Using the listing below, extract each line that has the word "trend" in it.

◇ ◇ ◇ ◇ ◇

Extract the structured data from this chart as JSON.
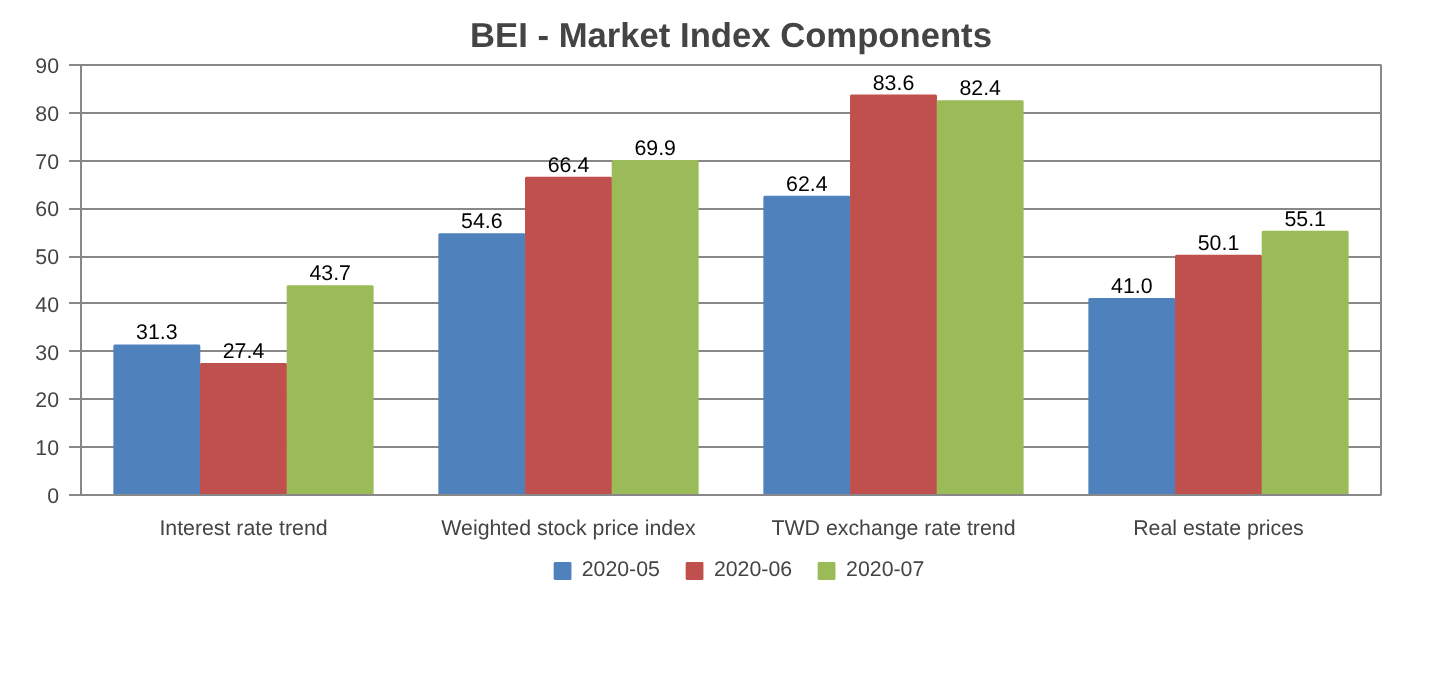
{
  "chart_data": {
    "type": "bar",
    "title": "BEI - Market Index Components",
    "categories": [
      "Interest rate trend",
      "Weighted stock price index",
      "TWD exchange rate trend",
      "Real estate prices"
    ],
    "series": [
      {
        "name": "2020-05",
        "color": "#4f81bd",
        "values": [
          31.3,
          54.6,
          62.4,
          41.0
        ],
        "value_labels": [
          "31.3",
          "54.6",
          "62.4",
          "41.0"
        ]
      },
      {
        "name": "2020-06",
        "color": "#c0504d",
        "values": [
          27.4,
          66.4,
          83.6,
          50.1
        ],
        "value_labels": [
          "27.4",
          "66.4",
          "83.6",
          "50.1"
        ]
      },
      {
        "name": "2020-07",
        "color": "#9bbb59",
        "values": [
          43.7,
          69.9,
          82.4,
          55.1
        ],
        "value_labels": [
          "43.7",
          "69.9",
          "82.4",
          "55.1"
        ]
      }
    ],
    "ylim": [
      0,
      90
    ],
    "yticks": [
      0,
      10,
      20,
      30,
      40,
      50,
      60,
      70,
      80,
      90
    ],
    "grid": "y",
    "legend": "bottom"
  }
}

◇ ◇ ◇ ◇ ◇

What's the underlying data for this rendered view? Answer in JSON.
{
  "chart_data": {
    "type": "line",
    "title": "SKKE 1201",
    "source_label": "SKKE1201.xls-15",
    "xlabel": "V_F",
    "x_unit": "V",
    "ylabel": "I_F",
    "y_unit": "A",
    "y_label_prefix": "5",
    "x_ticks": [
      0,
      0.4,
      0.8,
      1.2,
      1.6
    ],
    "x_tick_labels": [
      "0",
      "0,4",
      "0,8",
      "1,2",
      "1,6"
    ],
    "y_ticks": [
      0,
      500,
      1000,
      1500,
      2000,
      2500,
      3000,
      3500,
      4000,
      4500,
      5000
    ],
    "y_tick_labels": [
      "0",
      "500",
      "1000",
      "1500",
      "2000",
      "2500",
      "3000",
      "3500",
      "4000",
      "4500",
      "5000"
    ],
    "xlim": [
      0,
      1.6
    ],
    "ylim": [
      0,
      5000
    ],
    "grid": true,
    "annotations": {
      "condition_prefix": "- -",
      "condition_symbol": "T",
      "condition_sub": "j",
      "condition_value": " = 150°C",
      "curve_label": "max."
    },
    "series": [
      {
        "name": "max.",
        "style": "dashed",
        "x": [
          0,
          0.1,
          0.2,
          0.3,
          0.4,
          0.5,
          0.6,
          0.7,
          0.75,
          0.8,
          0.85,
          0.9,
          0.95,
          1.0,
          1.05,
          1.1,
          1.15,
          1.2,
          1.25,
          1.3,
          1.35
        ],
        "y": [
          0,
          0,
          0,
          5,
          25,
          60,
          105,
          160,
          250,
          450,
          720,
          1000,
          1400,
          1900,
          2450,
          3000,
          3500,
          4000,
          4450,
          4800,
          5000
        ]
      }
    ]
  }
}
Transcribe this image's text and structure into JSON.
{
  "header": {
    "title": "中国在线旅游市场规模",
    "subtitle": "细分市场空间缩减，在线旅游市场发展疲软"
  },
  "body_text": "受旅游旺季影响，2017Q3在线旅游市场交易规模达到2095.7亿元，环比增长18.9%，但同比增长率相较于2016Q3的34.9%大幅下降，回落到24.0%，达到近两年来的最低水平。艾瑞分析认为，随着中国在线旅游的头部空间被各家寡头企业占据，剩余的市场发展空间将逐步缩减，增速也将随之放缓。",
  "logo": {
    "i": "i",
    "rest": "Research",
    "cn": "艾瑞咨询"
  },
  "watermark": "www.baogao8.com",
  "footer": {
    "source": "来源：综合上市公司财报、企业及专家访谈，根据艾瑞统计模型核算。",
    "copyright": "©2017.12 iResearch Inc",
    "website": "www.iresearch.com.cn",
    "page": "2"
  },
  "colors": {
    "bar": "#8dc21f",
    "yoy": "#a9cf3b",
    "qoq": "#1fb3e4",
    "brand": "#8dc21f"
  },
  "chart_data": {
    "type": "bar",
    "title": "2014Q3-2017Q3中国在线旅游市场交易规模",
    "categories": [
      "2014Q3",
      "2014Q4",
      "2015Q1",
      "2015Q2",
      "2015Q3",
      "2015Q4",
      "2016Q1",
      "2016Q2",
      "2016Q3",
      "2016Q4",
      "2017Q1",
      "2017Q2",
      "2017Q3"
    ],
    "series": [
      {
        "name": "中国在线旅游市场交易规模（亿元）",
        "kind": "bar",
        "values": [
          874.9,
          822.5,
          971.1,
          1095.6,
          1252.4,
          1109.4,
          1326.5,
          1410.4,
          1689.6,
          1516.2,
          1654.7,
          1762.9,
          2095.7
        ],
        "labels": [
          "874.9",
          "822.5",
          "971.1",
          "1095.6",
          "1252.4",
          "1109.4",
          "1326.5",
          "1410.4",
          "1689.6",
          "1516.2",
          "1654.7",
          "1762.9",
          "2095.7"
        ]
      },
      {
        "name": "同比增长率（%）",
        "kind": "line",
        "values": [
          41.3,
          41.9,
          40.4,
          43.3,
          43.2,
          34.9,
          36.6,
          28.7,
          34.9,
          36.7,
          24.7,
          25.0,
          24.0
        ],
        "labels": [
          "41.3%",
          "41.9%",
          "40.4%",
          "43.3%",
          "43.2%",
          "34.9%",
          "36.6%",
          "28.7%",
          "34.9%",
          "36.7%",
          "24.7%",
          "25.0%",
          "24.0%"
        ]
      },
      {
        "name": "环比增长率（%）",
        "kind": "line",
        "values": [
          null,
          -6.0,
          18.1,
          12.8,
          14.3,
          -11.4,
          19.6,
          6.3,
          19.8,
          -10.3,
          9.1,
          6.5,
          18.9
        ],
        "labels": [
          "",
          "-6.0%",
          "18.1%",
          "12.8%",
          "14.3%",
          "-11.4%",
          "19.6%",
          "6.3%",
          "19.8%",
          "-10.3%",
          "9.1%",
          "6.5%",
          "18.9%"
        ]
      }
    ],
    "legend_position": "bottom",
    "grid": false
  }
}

◇ ◇ ◇ ◇ ◇

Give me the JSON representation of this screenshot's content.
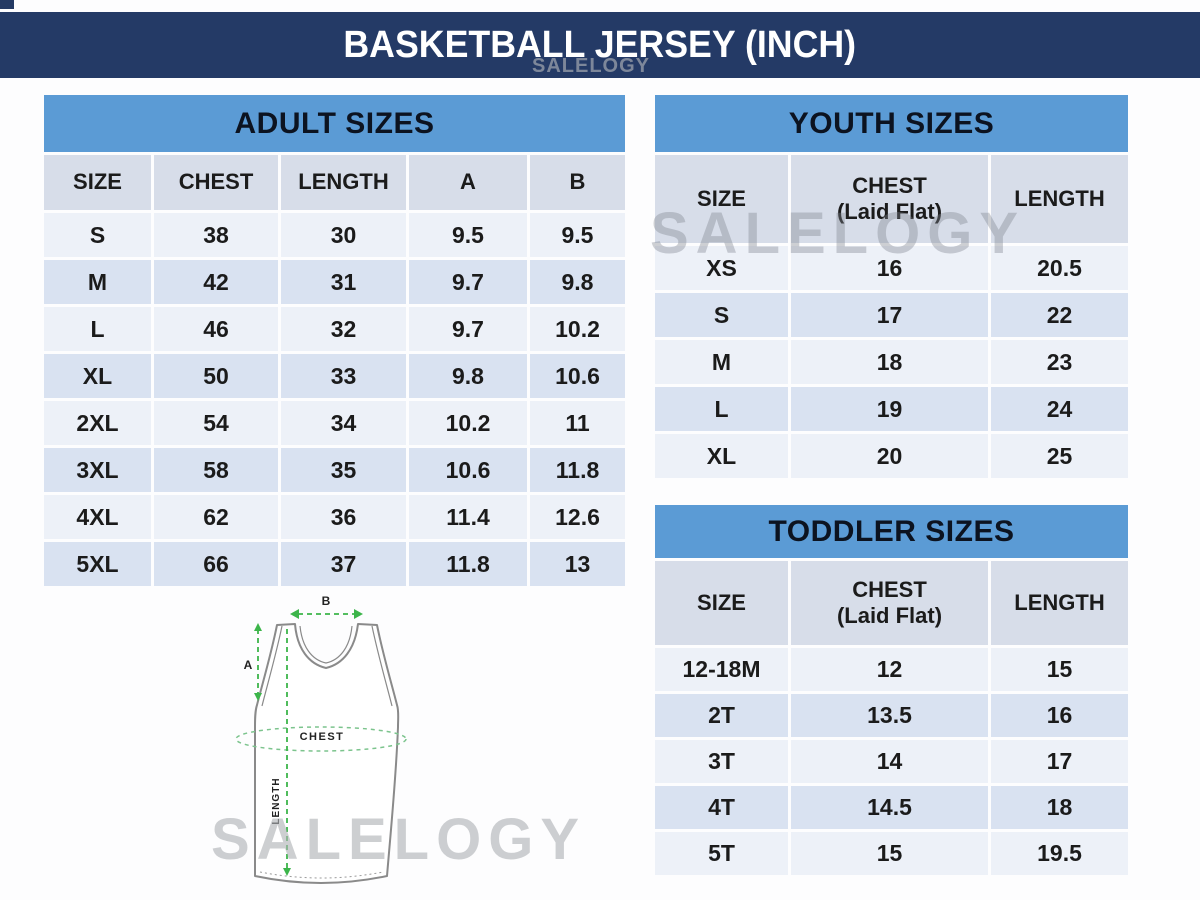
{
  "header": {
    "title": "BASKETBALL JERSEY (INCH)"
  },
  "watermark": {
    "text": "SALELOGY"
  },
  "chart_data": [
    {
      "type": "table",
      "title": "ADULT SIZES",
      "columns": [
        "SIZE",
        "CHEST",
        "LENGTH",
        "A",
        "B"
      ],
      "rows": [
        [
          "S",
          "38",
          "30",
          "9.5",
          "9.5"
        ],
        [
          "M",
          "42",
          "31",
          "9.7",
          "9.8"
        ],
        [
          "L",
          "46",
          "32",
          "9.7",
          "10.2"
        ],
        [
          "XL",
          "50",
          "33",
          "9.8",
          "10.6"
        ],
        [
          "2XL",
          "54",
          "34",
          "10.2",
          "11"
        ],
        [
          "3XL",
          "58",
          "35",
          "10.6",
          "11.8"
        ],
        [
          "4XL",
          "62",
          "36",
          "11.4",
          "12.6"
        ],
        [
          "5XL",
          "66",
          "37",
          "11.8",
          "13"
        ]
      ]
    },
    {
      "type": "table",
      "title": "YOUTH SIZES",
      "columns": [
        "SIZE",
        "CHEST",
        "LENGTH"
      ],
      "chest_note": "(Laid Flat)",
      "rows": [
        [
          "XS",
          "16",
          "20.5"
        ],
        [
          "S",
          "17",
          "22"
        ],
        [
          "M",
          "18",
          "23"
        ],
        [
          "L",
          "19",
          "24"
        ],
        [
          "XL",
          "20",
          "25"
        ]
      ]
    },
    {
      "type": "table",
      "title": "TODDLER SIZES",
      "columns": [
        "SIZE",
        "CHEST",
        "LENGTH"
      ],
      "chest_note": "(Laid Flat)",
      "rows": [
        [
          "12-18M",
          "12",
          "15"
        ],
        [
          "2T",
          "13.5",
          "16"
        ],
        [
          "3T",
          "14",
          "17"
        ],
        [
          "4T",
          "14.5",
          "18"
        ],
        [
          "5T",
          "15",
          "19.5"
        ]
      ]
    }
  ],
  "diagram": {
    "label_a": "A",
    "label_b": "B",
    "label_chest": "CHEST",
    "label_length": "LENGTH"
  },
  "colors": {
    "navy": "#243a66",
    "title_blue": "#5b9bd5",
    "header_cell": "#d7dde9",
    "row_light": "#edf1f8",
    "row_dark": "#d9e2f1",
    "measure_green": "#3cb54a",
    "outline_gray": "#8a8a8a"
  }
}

◇ ◇ ◇ ◇ ◇

• **Reply to the task**
      "Interest rate trend",
      "TWD exchange rate trend",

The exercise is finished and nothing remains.